Exercise brief: Repeat the items verbatim, from their first line through the line that contains "goes16-point xyxy=(403,524,411,532)", with both ends included.

Task data:
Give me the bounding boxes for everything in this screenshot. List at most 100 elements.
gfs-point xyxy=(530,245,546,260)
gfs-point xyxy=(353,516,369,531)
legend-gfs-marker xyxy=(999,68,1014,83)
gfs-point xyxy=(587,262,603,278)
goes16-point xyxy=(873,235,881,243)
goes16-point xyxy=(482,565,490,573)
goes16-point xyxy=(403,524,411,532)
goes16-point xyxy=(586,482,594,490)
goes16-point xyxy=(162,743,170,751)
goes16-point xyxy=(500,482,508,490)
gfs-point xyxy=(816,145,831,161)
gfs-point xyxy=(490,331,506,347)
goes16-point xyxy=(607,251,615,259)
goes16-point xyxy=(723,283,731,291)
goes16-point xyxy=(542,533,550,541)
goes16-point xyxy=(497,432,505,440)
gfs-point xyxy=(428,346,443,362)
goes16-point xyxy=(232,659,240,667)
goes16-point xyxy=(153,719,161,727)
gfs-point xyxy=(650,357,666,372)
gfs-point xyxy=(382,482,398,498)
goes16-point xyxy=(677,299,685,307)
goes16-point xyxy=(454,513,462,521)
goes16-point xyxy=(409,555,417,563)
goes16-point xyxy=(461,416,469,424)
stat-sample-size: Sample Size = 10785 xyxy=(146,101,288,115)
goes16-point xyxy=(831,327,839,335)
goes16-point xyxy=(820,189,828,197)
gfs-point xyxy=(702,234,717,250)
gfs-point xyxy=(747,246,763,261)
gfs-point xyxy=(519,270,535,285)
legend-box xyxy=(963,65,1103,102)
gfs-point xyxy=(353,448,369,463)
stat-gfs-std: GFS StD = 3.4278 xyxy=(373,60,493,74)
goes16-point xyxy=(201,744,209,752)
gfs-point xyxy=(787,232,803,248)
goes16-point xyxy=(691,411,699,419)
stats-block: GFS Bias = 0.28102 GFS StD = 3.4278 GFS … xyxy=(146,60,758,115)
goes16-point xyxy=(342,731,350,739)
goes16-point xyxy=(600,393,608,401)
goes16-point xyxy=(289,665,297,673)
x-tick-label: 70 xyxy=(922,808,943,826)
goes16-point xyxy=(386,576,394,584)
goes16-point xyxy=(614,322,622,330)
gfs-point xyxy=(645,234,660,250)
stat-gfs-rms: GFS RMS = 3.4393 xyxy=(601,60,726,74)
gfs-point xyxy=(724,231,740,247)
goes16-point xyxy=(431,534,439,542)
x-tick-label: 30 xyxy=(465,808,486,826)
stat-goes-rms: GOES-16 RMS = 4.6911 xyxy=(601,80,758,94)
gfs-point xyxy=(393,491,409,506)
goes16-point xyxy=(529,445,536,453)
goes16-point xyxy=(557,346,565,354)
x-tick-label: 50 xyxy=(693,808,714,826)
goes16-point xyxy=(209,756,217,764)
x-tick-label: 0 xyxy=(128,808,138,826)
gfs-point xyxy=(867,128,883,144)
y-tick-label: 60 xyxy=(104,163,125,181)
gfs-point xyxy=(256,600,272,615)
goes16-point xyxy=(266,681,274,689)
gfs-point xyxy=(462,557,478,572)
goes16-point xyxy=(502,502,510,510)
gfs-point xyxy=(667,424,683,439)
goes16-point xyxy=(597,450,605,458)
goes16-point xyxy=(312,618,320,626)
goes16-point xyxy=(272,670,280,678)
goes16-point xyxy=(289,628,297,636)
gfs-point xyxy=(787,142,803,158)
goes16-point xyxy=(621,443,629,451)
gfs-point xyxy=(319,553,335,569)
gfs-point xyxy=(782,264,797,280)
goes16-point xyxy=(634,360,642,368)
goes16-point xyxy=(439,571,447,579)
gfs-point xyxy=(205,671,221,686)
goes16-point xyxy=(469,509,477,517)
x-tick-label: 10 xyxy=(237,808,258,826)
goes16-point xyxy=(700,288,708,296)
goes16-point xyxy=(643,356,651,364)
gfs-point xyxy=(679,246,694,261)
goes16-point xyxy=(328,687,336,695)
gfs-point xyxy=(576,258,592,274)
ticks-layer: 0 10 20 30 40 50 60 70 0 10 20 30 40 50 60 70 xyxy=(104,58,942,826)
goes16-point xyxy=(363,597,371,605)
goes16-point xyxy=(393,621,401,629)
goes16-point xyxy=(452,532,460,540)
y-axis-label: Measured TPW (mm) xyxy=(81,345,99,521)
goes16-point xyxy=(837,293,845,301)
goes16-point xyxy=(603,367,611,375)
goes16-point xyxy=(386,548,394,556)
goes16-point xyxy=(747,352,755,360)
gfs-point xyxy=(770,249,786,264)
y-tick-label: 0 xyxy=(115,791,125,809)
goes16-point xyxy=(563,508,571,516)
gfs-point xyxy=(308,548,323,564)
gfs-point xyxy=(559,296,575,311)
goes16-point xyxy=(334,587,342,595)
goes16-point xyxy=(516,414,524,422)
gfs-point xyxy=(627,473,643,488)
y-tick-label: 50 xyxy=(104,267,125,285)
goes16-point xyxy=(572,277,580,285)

Reply to the task:
Give me the bounding boxes for everything in this screenshot. List at most 100 elements.
gfs-point xyxy=(530,245,546,260)
gfs-point xyxy=(353,516,369,531)
legend-gfs-marker xyxy=(999,68,1014,83)
gfs-point xyxy=(587,262,603,278)
goes16-point xyxy=(873,235,881,243)
goes16-point xyxy=(482,565,490,573)
goes16-point xyxy=(403,524,411,532)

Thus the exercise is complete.